═════ Data entries
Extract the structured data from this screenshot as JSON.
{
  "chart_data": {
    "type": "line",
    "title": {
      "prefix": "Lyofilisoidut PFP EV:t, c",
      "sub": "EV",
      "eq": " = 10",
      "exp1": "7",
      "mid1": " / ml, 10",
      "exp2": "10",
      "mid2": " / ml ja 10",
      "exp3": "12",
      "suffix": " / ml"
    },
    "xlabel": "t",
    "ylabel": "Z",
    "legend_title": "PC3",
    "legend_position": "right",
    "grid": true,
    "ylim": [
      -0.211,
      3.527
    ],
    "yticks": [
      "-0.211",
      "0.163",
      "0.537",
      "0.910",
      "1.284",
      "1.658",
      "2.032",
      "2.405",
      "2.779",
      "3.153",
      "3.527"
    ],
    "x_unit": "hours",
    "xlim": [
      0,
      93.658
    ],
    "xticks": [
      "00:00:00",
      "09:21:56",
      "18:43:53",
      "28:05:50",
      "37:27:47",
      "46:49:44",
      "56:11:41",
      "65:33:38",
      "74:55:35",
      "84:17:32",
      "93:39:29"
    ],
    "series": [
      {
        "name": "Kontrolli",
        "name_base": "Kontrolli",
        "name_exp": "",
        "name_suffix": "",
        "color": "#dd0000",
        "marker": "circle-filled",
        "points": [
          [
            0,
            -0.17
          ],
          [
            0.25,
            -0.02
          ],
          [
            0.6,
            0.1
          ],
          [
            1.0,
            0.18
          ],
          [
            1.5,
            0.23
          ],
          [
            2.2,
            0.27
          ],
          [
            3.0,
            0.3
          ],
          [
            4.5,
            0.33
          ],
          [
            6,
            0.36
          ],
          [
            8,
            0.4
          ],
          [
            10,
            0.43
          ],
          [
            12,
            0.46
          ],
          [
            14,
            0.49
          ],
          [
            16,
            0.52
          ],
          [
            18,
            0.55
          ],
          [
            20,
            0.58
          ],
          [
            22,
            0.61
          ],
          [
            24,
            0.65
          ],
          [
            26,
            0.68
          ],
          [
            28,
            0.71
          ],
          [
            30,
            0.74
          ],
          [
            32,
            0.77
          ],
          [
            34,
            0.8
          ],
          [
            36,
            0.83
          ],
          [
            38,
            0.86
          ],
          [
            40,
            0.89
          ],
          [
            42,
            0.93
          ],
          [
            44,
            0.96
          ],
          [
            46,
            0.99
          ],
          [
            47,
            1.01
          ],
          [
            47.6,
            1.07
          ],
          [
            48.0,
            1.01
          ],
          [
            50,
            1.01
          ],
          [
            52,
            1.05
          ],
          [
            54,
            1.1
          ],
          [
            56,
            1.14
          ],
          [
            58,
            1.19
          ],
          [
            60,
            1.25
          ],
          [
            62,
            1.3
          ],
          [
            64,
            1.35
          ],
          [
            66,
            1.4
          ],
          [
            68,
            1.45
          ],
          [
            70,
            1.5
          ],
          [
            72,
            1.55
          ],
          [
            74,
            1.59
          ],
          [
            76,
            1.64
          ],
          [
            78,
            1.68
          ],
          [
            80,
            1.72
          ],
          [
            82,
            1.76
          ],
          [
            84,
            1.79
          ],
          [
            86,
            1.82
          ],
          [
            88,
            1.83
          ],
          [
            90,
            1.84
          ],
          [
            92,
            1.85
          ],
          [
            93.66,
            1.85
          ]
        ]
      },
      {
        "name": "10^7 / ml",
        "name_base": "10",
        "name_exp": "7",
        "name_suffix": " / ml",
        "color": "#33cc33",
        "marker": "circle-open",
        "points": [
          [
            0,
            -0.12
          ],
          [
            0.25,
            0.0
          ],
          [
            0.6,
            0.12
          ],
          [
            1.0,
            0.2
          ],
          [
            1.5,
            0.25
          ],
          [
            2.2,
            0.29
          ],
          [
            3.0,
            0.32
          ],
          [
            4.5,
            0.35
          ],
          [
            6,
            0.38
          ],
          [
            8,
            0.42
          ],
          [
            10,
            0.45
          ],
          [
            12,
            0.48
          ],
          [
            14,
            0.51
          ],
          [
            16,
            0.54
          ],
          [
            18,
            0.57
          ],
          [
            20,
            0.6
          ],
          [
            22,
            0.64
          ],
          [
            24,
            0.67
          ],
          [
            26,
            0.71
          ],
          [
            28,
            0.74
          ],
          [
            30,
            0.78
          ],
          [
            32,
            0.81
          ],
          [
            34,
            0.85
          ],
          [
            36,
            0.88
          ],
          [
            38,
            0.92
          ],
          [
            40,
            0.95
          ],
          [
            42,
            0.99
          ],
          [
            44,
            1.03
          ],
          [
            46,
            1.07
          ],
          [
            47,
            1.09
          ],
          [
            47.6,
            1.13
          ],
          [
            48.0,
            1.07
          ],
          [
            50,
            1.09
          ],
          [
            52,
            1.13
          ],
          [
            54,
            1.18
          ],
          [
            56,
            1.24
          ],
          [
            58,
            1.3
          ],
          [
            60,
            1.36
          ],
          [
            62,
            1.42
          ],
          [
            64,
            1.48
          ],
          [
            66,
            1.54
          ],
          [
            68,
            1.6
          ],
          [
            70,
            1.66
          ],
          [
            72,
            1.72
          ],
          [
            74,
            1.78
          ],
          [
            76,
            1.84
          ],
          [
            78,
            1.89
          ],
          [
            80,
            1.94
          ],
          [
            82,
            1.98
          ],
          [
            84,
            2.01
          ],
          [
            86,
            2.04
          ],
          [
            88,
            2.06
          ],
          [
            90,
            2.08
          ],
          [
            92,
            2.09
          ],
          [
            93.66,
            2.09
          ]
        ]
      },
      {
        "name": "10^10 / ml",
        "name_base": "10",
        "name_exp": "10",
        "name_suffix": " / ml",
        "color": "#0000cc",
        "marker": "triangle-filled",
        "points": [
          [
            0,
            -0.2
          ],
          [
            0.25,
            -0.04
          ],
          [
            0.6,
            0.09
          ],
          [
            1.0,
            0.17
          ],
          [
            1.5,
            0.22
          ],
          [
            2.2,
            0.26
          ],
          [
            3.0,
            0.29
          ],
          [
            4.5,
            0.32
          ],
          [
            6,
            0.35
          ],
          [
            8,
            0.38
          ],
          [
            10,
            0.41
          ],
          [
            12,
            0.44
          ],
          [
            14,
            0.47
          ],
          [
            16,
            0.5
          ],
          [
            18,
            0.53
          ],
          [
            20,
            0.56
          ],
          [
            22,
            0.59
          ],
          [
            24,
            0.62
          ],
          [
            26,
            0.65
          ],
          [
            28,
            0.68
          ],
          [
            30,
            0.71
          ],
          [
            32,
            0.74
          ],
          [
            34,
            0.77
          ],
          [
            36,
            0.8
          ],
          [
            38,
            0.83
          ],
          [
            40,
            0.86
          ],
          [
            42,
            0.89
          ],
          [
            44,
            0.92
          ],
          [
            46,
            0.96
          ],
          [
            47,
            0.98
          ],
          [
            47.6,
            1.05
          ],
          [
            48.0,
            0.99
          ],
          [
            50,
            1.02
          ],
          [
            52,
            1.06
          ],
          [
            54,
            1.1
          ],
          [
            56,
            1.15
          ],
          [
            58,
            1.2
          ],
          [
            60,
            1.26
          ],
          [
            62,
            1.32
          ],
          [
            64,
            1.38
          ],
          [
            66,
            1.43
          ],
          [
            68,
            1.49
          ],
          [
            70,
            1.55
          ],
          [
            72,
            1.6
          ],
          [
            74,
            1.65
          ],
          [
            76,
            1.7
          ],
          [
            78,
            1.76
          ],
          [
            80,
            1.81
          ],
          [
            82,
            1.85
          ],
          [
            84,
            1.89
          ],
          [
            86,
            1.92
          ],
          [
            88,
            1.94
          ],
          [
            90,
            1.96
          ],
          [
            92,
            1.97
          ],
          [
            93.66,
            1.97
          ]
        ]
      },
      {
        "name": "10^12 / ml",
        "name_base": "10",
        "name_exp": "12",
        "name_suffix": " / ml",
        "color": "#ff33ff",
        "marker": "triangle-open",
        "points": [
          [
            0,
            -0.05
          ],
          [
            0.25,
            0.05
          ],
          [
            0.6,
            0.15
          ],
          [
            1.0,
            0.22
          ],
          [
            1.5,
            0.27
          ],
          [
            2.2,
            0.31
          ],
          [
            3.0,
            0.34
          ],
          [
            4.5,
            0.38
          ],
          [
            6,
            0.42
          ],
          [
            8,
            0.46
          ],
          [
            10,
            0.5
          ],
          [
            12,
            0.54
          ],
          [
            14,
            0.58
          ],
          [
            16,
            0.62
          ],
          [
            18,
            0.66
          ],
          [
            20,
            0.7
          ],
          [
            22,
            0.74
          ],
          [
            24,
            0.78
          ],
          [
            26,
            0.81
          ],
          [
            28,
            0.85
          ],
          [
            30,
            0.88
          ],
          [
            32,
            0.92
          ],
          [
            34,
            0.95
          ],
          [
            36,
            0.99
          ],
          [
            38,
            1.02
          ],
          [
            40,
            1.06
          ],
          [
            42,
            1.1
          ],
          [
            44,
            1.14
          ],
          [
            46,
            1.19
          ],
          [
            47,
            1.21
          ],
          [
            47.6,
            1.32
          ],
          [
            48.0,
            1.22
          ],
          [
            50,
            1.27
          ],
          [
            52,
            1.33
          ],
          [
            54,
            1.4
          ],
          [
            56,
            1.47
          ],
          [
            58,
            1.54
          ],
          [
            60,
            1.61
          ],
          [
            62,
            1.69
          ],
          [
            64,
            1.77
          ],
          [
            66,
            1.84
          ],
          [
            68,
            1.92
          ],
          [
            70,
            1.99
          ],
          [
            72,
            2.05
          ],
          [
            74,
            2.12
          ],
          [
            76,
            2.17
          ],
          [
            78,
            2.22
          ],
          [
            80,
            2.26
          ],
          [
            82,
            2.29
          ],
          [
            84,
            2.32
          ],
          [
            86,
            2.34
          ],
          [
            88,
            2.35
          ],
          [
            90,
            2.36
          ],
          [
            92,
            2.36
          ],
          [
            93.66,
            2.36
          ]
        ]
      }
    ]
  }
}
══════════
Stated exercise:
Search the records above for the string "open". Copy every line that contains it.

Answer in full:
        "marker": "circle-open",
        "marker": "triangle-open",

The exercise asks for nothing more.